* START Dataset excerpts *
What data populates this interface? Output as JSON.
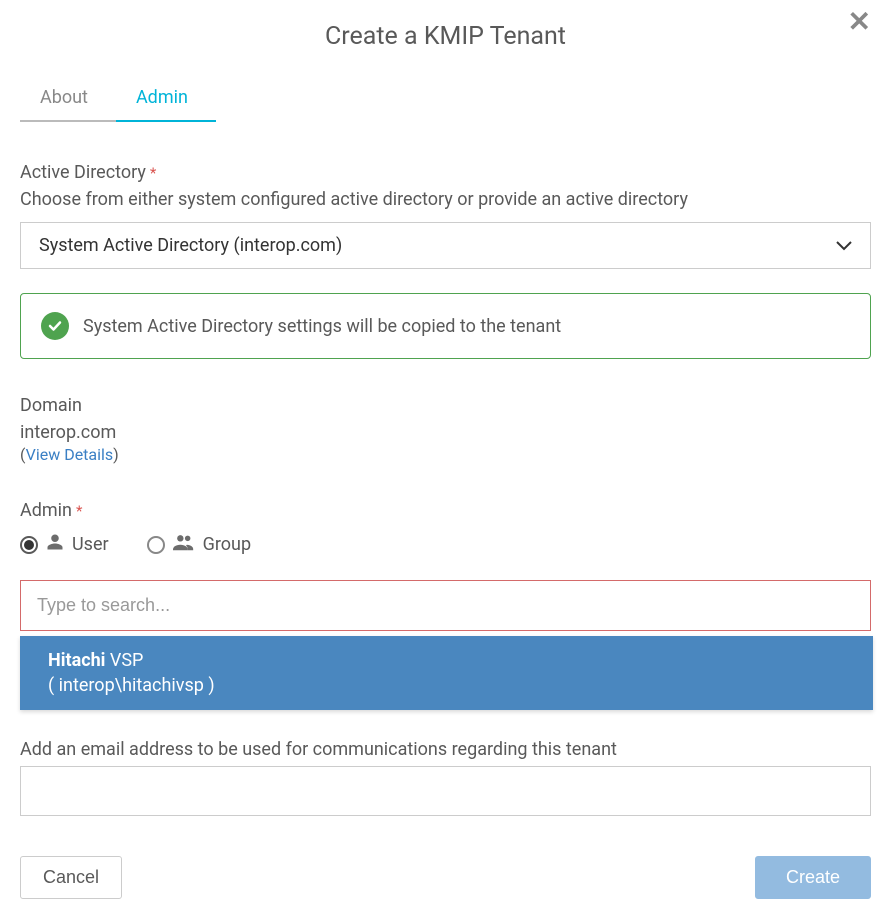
{
  "dialog": {
    "title": "Create a KMIP Tenant"
  },
  "tabs": {
    "about": "About",
    "admin": "Admin"
  },
  "activeDirectory": {
    "label": "Active Directory",
    "helper": "Choose from either system configured active directory or provide an active directory",
    "selected": "System Active Directory (interop.com)",
    "banner": "System Active Directory settings will be copied to the tenant"
  },
  "domain": {
    "label": "Domain",
    "value": "interop.com",
    "viewDetails": "View Details"
  },
  "admin": {
    "label": "Admin",
    "radioUser": "User",
    "radioGroup": "Group",
    "searchPlaceholder": "Type to search...",
    "suggestion": {
      "namePrefix": "Hitachi",
      "nameRest": " VSP",
      "path": "( interop\\hitachivsp )"
    }
  },
  "email": {
    "helper": "Add an email address to be used for communications regarding this tenant"
  },
  "footer": {
    "cancel": "Cancel",
    "create": "Create"
  }
}
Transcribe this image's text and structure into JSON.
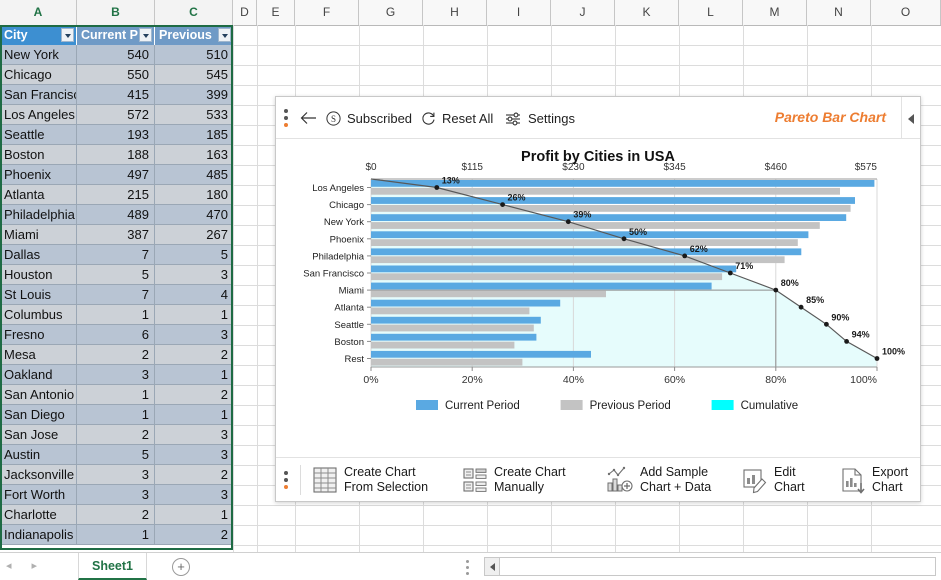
{
  "spreadsheet": {
    "column_headers": [
      "A",
      "B",
      "C",
      "D",
      "E",
      "F",
      "G",
      "H",
      "I",
      "J",
      "K",
      "L",
      "M",
      "N",
      "O"
    ],
    "table_headers": [
      "City",
      "Current P",
      "Previous"
    ],
    "rows": [
      {
        "city": "New York",
        "current": "540",
        "previous": "510"
      },
      {
        "city": "Chicago",
        "current": "550",
        "previous": "545"
      },
      {
        "city": "San Francisc",
        "current": "415",
        "previous": "399"
      },
      {
        "city": "Los Angeles",
        "current": "572",
        "previous": "533"
      },
      {
        "city": "Seattle",
        "current": "193",
        "previous": "185"
      },
      {
        "city": "Boston",
        "current": "188",
        "previous": "163"
      },
      {
        "city": "Phoenix",
        "current": "497",
        "previous": "485"
      },
      {
        "city": "Atlanta",
        "current": "215",
        "previous": "180"
      },
      {
        "city": "Philadelphia",
        "current": "489",
        "previous": "470"
      },
      {
        "city": "Miami",
        "current": "387",
        "previous": "267"
      },
      {
        "city": "Dallas",
        "current": "7",
        "previous": "5"
      },
      {
        "city": "Houston",
        "current": "5",
        "previous": "3"
      },
      {
        "city": "St Louis",
        "current": "7",
        "previous": "4"
      },
      {
        "city": "Columbus",
        "current": "1",
        "previous": "1"
      },
      {
        "city": "Fresno",
        "current": "6",
        "previous": "3"
      },
      {
        "city": "Mesa",
        "current": "2",
        "previous": "2"
      },
      {
        "city": "Oakland",
        "current": "3",
        "previous": "1"
      },
      {
        "city": "San Antonio",
        "current": "1",
        "previous": "2"
      },
      {
        "city": "San Diego",
        "current": "1",
        "previous": "1"
      },
      {
        "city": "San Jose",
        "current": "2",
        "previous": "3"
      },
      {
        "city": "Austin",
        "current": "5",
        "previous": "3"
      },
      {
        "city": "Jacksonville",
        "current": "3",
        "previous": "2"
      },
      {
        "city": "Fort Worth",
        "current": "3",
        "previous": "3"
      },
      {
        "city": "Charlotte",
        "current": "2",
        "previous": "1"
      },
      {
        "city": "Indianapolis",
        "current": "1",
        "previous": "2"
      }
    ],
    "status_bar": {
      "sheet_tab": "Sheet1",
      "add_sheet": "+",
      "prev_arrow": "◂",
      "next_arrow": "▸"
    }
  },
  "panel": {
    "toolbar": {
      "back": "",
      "subscribed": "Subscribed",
      "reset_all": "Reset All",
      "settings": "Settings",
      "brand": "Pareto Bar Chart"
    },
    "actions": [
      {
        "line1": "Create Chart",
        "line2": "From Selection",
        "icon": "table-grid-icon"
      },
      {
        "line1": "Create Chart",
        "line2": "Manually",
        "icon": "form-layout-icon"
      },
      {
        "line1": "Add Sample",
        "line2": "Chart + Data",
        "icon": "sample-chart-icon"
      },
      {
        "line1": "Edit",
        "line2": "Chart",
        "icon": "edit-chart-icon"
      },
      {
        "line1": "Export",
        "line2": "Chart",
        "icon": "export-chart-icon"
      }
    ]
  },
  "colors": {
    "current": "#5aa9e2",
    "previous": "#c3c3c3",
    "cumulative": "#00ffff",
    "cumulative_fill": "#e6fcfc",
    "line": "#595959",
    "brand": "#ed7d31",
    "excel_green": "#217346"
  },
  "chart_data": {
    "type": "bar",
    "title": "Profit by Cities in USA",
    "xlabel": "",
    "ylabel": "",
    "categories": [
      "Los Angeles",
      "Chicago",
      "New York",
      "Phoenix",
      "Philadelphia",
      "San Francisco",
      "Miami",
      "Atlanta",
      "Seattle",
      "Boston",
      "Rest"
    ],
    "series": [
      {
        "name": "Current Period",
        "values": [
          572,
          550,
          540,
          497,
          489,
          415,
          387,
          215,
          193,
          188,
          250
        ]
      },
      {
        "name": "Previous Period",
        "values": [
          533,
          545,
          510,
          485,
          470,
          399,
          267,
          180,
          185,
          163,
          172
        ]
      }
    ],
    "cumulative": {
      "name": "Cumulative",
      "values": [
        13,
        26,
        39,
        50,
        62,
        71,
        80,
        85,
        90,
        94,
        100
      ],
      "labels": [
        "13%",
        "26%",
        "39%",
        "50%",
        "62%",
        "71%",
        "80%",
        "85%",
        "90%",
        "94%",
        "100%"
      ]
    },
    "top_axis": {
      "ticks": [
        "$0",
        "$115",
        "$230",
        "$345",
        "$460",
        "$575"
      ],
      "min": 0,
      "max": 575
    },
    "bottom_axis": {
      "ticks": [
        "0%",
        "20%",
        "40%",
        "60%",
        "80%",
        "100%"
      ],
      "min": 0,
      "max": 100
    },
    "threshold_percent": 80,
    "legend": [
      {
        "label": "Current Period",
        "color": "#5aa9e2"
      },
      {
        "label": "Previous Period",
        "color": "#c3c3c3"
      },
      {
        "label": "Cumulative",
        "color": "#00ffff"
      }
    ],
    "legend_position": "bottom",
    "grid": true
  }
}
* END Dataset excerpts *
Given problem
Your copy should match the records word for word, with the pictures removed.

Solution below
What data populates this interface? Output as JSON.
{
  "dialog": {
    "title": "Create a KMIP Tenant"
  },
  "tabs": {
    "about": "About",
    "admin": "Admin"
  },
  "activeDirectory": {
    "label": "Active Directory",
    "helper": "Choose from either system configured active directory or provide an active directory",
    "selected": "System Active Directory (interop.com)",
    "banner": "System Active Directory settings will be copied to the tenant"
  },
  "domain": {
    "label": "Domain",
    "value": "interop.com",
    "viewDetails": "View Details"
  },
  "admin": {
    "label": "Admin",
    "radioUser": "User",
    "radioGroup": "Group",
    "searchPlaceholder": "Type to search...",
    "suggestion": {
      "namePrefix": "Hitachi",
      "nameRest": " VSP",
      "path": "( interop\\hitachivsp )"
    }
  },
  "email": {
    "helper": "Add an email address to be used for communications regarding this tenant"
  },
  "footer": {
    "cancel": "Cancel",
    "create": "Create"
  }
}
Transcribe this image's text and structure into JSON.
{
  "spreadsheet": {
    "column_headers": [
      "A",
      "B",
      "C",
      "D",
      "E",
      "F",
      "G",
      "H",
      "I",
      "J",
      "K",
      "L",
      "M",
      "N",
      "O"
    ],
    "table_headers": [
      "City",
      "Current P",
      "Previous"
    ],
    "rows": [
      {
        "city": "New York",
        "current": "540",
        "previous": "510"
      },
      {
        "city": "Chicago",
        "current": "550",
        "previous": "545"
      },
      {
        "city": "San Francisc",
        "current": "415",
        "previous": "399"
      },
      {
        "city": "Los Angeles",
        "current": "572",
        "previous": "533"
      },
      {
        "city": "Seattle",
        "current": "193",
        "previous": "185"
      },
      {
        "city": "Boston",
        "current": "188",
        "previous": "163"
      },
      {
        "city": "Phoenix",
        "current": "497",
        "previous": "485"
      },
      {
        "city": "Atlanta",
        "current": "215",
        "previous": "180"
      },
      {
        "city": "Philadelphia",
        "current": "489",
        "previous": "470"
      },
      {
        "city": "Miami",
        "current": "387",
        "previous": "267"
      },
      {
        "city": "Dallas",
        "current": "7",
        "previous": "5"
      },
      {
        "city": "Houston",
        "current": "5",
        "previous": "3"
      },
      {
        "city": "St Louis",
        "current": "7",
        "previous": "4"
      },
      {
        "city": "Columbus",
        "current": "1",
        "previous": "1"
      },
      {
        "city": "Fresno",
        "current": "6",
        "previous": "3"
      },
      {
        "city": "Mesa",
        "current": "2",
        "previous": "2"
      },
      {
        "city": "Oakland",
        "current": "3",
        "previous": "1"
      },
      {
        "city": "San Antonio",
        "current": "1",
        "previous": "2"
      },
      {
        "city": "San Diego",
        "current": "1",
        "previous": "1"
      },
      {
        "city": "San Jose",
        "current": "2",
        "previous": "3"
      },
      {
        "city": "Austin",
        "current": "5",
        "previous": "3"
      },
      {
        "city": "Jacksonville",
        "current": "3",
        "previous": "2"
      },
      {
        "city": "Fort Worth",
        "current": "3",
        "previous": "3"
      },
      {
        "city": "Charlotte",
        "current": "2",
        "previous": "1"
      },
      {
        "city": "Indianapolis",
        "current": "1",
        "previous": "2"
      }
    ],
    "status_bar": {
      "sheet_tab": "Sheet1",
      "add_sheet": "+",
      "prev_arrow": "◂",
      "next_arrow": "▸"
    }
  },
  "panel": {
    "toolbar": {
      "back": "",
      "subscribed": "Subscribed",
      "reset_all": "Reset All",
      "settings": "Settings",
      "brand": "Pareto Bar Chart"
    },
    "actions": [
      {
        "line1": "Create Chart",
        "line2": "From Selection",
        "icon": "table-grid-icon"
      },
      {
        "line1": "Create Chart",
        "line2": "Manually",
        "icon": "form-layout-icon"
      },
      {
        "line1": "Add Sample",
        "line2": "Chart + Data",
        "icon": "sample-chart-icon"
      },
      {
        "line1": "Edit",
        "line2": "Chart",
        "icon": "edit-chart-icon"
      },
      {
        "line1": "Export",
        "line2": "Chart",
        "icon": "export-chart-icon"
      }
    ]
  },
  "colors": {
    "current": "#5aa9e2",
    "previous": "#c3c3c3",
    "cumulative": "#00ffff",
    "cumulative_fill": "#e6fcfc",
    "line": "#595959",
    "brand": "#ed7d31",
    "excel_green": "#217346"
  },
  "chart_data": {
    "type": "bar",
    "title": "Profit by Cities in USA",
    "xlabel": "",
    "ylabel": "",
    "categories": [
      "Los Angeles",
      "Chicago",
      "New York",
      "Phoenix",
      "Philadelphia",
      "San Francisco",
      "Miami",
      "Atlanta",
      "Seattle",
      "Boston",
      "Rest"
    ],
    "series": [
      {
        "name": "Current Period",
        "values": [
          572,
          550,
          540,
          497,
          489,
          415,
          387,
          215,
          193,
          188,
          250
        ]
      },
      {
        "name": "Previous Period",
        "values": [
          533,
          545,
          510,
          485,
          470,
          399,
          267,
          180,
          185,
          163,
          172
        ]
      }
    ],
    "cumulative": {
      "name": "Cumulative",
      "values": [
        13,
        26,
        39,
        50,
        62,
        71,
        80,
        85,
        90,
        94,
        100
      ],
      "labels": [
        "13%",
        "26%",
        "39%",
        "50%",
        "62%",
        "71%",
        "80%",
        "85%",
        "90%",
        "94%",
        "100%"
      ]
    },
    "top_axis": {
      "ticks": [
        "$0",
        "$115",
        "$230",
        "$345",
        "$460",
        "$575"
      ],
      "min": 0,
      "max": 575
    },
    "bottom_axis": {
      "ticks": [
        "0%",
        "20%",
        "40%",
        "60%",
        "80%",
        "100%"
      ],
      "min": 0,
      "max": 100
    },
    "threshold_percent": 80,
    "legend": [
      {
        "label": "Current Period",
        "color": "#5aa9e2"
      },
      {
        "label": "Previous Period",
        "color": "#c3c3c3"
      },
      {
        "label": "Cumulative",
        "color": "#00ffff"
      }
    ],
    "legend_position": "bottom",
    "grid": true
  }
}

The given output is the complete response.